Data for this exercise –
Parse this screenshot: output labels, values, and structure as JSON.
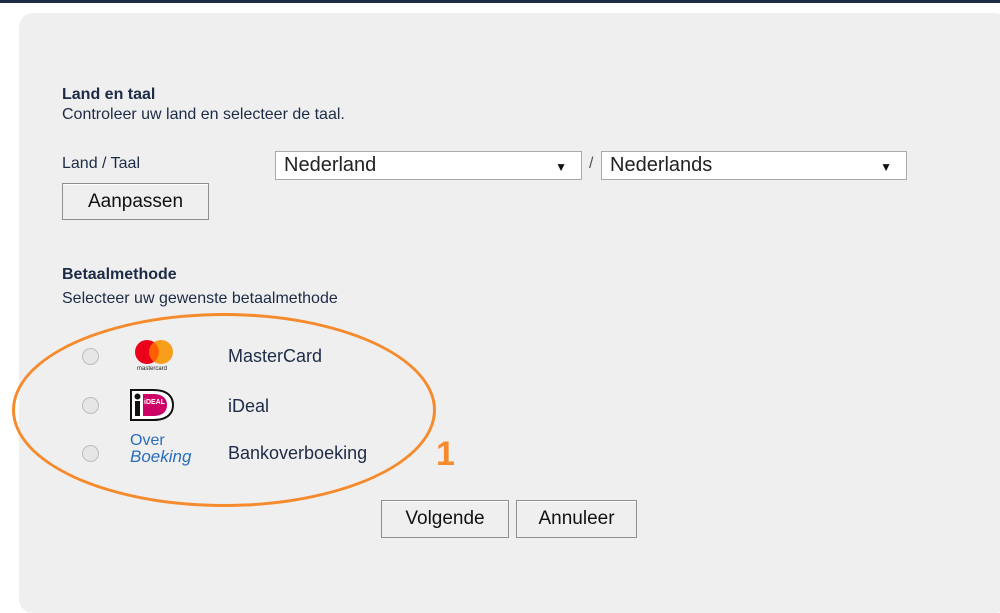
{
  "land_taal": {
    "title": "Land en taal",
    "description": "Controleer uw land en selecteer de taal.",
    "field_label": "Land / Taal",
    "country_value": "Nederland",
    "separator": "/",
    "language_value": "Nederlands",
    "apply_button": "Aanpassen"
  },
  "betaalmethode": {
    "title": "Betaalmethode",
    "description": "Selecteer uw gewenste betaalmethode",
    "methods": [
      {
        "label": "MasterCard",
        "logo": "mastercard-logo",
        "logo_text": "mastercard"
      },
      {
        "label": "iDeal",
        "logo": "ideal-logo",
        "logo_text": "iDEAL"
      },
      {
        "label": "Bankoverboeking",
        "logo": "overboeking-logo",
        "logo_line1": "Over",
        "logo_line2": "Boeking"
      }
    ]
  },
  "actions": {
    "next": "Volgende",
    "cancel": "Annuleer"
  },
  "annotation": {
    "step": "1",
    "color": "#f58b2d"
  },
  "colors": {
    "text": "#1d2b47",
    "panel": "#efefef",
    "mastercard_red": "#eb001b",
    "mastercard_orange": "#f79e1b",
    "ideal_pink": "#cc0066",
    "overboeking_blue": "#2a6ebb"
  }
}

What you will do – Output all of the data exactly as it stands, minus any images.

Expected answer –
Parse this screenshot: output labels, values, and structure as JSON.
{
  "land_taal": {
    "title": "Land en taal",
    "description": "Controleer uw land en selecteer de taal.",
    "field_label": "Land / Taal",
    "country_value": "Nederland",
    "separator": "/",
    "language_value": "Nederlands",
    "apply_button": "Aanpassen"
  },
  "betaalmethode": {
    "title": "Betaalmethode",
    "description": "Selecteer uw gewenste betaalmethode",
    "methods": [
      {
        "label": "MasterCard",
        "logo": "mastercard-logo",
        "logo_text": "mastercard"
      },
      {
        "label": "iDeal",
        "logo": "ideal-logo",
        "logo_text": "iDEAL"
      },
      {
        "label": "Bankoverboeking",
        "logo": "overboeking-logo",
        "logo_line1": "Over",
        "logo_line2": "Boeking"
      }
    ]
  },
  "actions": {
    "next": "Volgende",
    "cancel": "Annuleer"
  },
  "annotation": {
    "step": "1",
    "color": "#f58b2d"
  },
  "colors": {
    "text": "#1d2b47",
    "panel": "#efefef",
    "mastercard_red": "#eb001b",
    "mastercard_orange": "#f79e1b",
    "ideal_pink": "#cc0066",
    "overboeking_blue": "#2a6ebb"
  }
}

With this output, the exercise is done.